:: Instructions to follow ::
Return all of the data exactly, with nothing left out but the pictures.
— Begin Given records —
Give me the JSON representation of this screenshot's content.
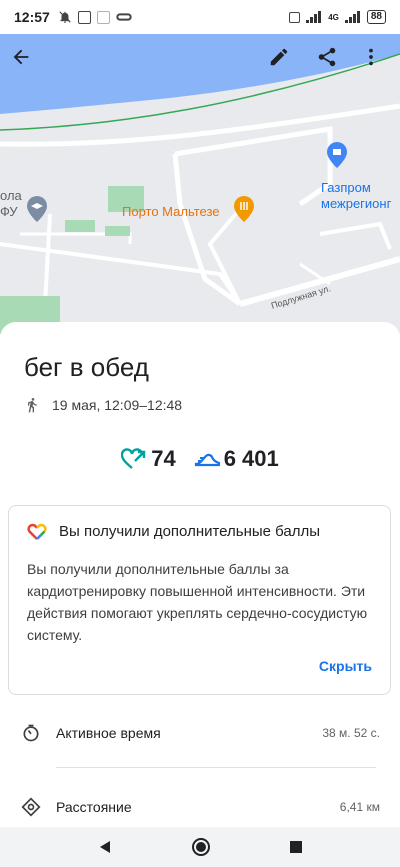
{
  "status": {
    "time": "12:57",
    "network": "4G",
    "battery": "88"
  },
  "map": {
    "poi_cafe": "Порто Мальтезе",
    "poi_company": "Газпром\nмежрегионг",
    "poi_school": "ола\nФУ",
    "street": "Подлужная ул."
  },
  "activity": {
    "title": "бег в обед",
    "datetime": "19 мая, 12:09–12:48",
    "heart_points": "74",
    "steps": "6 401"
  },
  "card": {
    "title": "Вы получили дополнительные баллы",
    "body": "Вы получили дополнительные баллы за кардиотренировку повышенной интенсивности. Эти действия помогают укреплять сердечно-сосудистую систему.",
    "dismiss": "Скрыть"
  },
  "details": [
    {
      "label": "Активное время",
      "value": "38 м. 52 с.",
      "icon": "timer-icon"
    },
    {
      "label": "Расстояние",
      "value": "6,41 км",
      "icon": "location-icon"
    }
  ],
  "colors": {
    "water": "#8ab4f8",
    "accent": "#1a73e8",
    "heart": "#00a2a1",
    "steps": "#1a73e8"
  }
}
— End Given records —
:: Answer to the exercise ::
Give me the JSON representation of this screenshot's content.
{
  "status": {
    "time": "12:57",
    "network": "4G",
    "battery": "88"
  },
  "map": {
    "poi_cafe": "Порто Мальтезе",
    "poi_company": "Газпром\nмежрегионг",
    "poi_school": "ола\nФУ",
    "street": "Подлужная ул."
  },
  "activity": {
    "title": "бег в обед",
    "datetime": "19 мая, 12:09–12:48",
    "heart_points": "74",
    "steps": "6 401"
  },
  "card": {
    "title": "Вы получили дополнительные баллы",
    "body": "Вы получили дополнительные баллы за кардиотренировку повышенной интенсивности. Эти действия помогают укреплять сердечно-сосудистую систему.",
    "dismiss": "Скрыть"
  },
  "details": [
    {
      "label": "Активное время",
      "value": "38 м. 52 с.",
      "icon": "timer-icon"
    },
    {
      "label": "Расстояние",
      "value": "6,41 км",
      "icon": "location-icon"
    }
  ],
  "colors": {
    "water": "#8ab4f8",
    "accent": "#1a73e8",
    "heart": "#00a2a1",
    "steps": "#1a73e8"
  }
}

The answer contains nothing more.